Written exercise: Repeat every line of the material, character for character.

──────── Data rows ────────

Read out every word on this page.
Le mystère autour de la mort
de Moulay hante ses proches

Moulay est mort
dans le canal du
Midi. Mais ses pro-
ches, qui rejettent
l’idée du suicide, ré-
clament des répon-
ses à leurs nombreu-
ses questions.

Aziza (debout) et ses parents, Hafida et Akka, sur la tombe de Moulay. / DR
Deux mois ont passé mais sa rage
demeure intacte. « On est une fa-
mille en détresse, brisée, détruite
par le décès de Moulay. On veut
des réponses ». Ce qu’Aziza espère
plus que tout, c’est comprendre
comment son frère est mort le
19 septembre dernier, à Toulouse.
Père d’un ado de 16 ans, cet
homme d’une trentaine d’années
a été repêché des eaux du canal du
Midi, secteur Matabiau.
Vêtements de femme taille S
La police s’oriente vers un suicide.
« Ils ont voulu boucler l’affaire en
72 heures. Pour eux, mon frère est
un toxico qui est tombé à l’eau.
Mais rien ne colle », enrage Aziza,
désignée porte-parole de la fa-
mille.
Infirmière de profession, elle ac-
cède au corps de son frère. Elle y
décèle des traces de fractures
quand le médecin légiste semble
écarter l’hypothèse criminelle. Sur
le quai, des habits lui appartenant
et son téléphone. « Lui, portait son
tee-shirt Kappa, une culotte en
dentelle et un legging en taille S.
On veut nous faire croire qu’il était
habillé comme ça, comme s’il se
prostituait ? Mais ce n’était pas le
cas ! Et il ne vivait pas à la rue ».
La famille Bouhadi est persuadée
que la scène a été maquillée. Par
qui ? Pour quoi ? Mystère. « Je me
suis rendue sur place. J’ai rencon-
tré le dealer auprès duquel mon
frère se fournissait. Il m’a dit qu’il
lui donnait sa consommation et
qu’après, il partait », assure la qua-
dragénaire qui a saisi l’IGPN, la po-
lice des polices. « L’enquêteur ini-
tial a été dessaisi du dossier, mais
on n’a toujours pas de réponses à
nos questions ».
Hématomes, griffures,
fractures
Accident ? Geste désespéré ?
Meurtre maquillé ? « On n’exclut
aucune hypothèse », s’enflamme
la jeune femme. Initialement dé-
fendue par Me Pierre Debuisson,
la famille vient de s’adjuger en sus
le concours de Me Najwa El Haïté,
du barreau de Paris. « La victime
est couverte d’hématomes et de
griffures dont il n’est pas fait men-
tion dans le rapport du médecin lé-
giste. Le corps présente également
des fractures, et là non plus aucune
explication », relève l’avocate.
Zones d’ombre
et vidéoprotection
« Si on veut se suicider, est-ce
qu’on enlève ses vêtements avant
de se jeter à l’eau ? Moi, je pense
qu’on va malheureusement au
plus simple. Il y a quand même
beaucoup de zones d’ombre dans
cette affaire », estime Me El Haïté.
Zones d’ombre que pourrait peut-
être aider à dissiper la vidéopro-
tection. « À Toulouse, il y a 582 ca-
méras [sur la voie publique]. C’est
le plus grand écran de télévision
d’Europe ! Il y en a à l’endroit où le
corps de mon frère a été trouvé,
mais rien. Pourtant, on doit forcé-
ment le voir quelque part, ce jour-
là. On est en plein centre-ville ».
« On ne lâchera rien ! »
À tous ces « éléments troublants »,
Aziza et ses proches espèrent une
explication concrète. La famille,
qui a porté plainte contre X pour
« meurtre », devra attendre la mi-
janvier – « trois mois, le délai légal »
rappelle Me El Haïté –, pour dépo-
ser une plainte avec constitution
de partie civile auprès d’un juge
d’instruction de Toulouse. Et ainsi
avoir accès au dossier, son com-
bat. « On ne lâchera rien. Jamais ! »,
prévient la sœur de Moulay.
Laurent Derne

────────

Problem solution:
Read out every word on this page.
Le mystère autour de la mort
de Moulay hante ses proches

Moulay est mort
dans le canal du
Midi. Mais ses pro-
ches, qui rejettent
l’idée du suicide, ré-
clament des répon-
ses à leurs nombreu-
ses questions.

Aziza (debout) et ses parents, Hafida et Akka, sur la tombe de Moulay. / DR
Deux mois ont passé mais sa rage
demeure intacte. « On est une fa-
mille en détresse, brisée, détruite
par le décès de Moulay. On veut
des réponses ». Ce qu’Aziza espère
plus que tout, c’est comprendre
comment son frère est mort le
19 septembre dernier, à Toulouse.
Père d’un ado de 16 ans, cet
homme d’une trentaine d’années
a été repêché des eaux du canal du
Midi, secteur Matabiau.
Vêtements de femme taille S
La police s’oriente vers un suicide.
« Ils ont voulu boucler l’affaire en
72 heures. Pour eux, mon frère est
un toxico qui est tombé à l’eau.
Mais rien ne colle », enrage Aziza,
désignée porte-parole de la fa-
mille.
Infirmière de profession, elle ac-
cède au corps de son frère. Elle y
décèle des traces de fractures
quand le médecin légiste semble
écarter l’hypothèse criminelle. Sur
le quai, des habits lui appartenant
et son téléphone. « Lui, portait son
tee-shirt Kappa, une culotte en
dentelle et un legging en taille S.
On veut nous faire croire qu’il était
habillé comme ça, comme s’il se
prostituait ? Mais ce n’était pas le
cas ! Et il ne vivait pas à la rue ».
La famille Bouhadi est persuadée
que la scène a été maquillée. Par
qui ? Pour quoi ? Mystère. « Je me
suis rendue sur place. J’ai rencon-
tré le dealer auprès duquel mon
frère se fournissait. Il m’a dit qu’il
lui donnait sa consommation et
qu’après, il partait », assure la qua-
dragénaire qui a saisi l’IGPN, la po-
lice des polices. « L’enquêteur ini-
tial a été dessaisi du dossier, mais
on n’a toujours pas de réponses à
nos questions ».
Hématomes, griffures,
fractures
Accident ? Geste désespéré ?
Meurtre maquillé ? « On n’exclut
aucune hypothèse », s’enflamme
la jeune femme. Initialement dé-
fendue par Me Pierre Debuisson,
la famille vient de s’adjuger en sus
le concours de Me Najwa El Haïté,
du barreau de Paris. « La victime
est couverte d’hématomes et de
griffures dont il n’est pas fait men-
tion dans le rapport du médecin lé-
giste. Le corps présente également
des fractures, et là non plus aucune
explication », relève l’avocate.
Zones d’ombre
et vidéoprotection
« Si on veut se suicider, est-ce
qu’on enlève ses vêtements avant
de se jeter à l’eau ? Moi, je pense
qu’on va malheureusement au
plus simple. Il y a quand même
beaucoup de zones d’ombre dans
cette affaire », estime Me El Haïté.
Zones d’ombre que pourrait peut-
être aider à dissiper la vidéopro-
tection. « À Toulouse, il y a 582 ca-
méras [sur la voie publique]. C’est
le plus grand écran de télévision
d’Europe ! Il y en a à l’endroit où le
corps de mon frère a été trouvé,
mais rien. Pourtant, on doit forcé-
ment le voir quelque part, ce jour-
là. On est en plein centre-ville ».
« On ne lâchera rien ! »
À tous ces « éléments troublants »,
Aziza et ses proches espèrent une
explication concrète. La famille,
qui a porté plainte contre X pour
« meurtre », devra attendre la mi-
janvier – « trois mois, le délai légal »
rappelle Me El Haïté –, pour dépo-
ser une plainte avec constitution
de partie civile auprès d’un juge
d’instruction de Toulouse. Et ainsi
avoir accès au dossier, son com-
bat. « On ne lâchera rien. Jamais ! »,
prévient la sœur de Moulay.
Laurent Derne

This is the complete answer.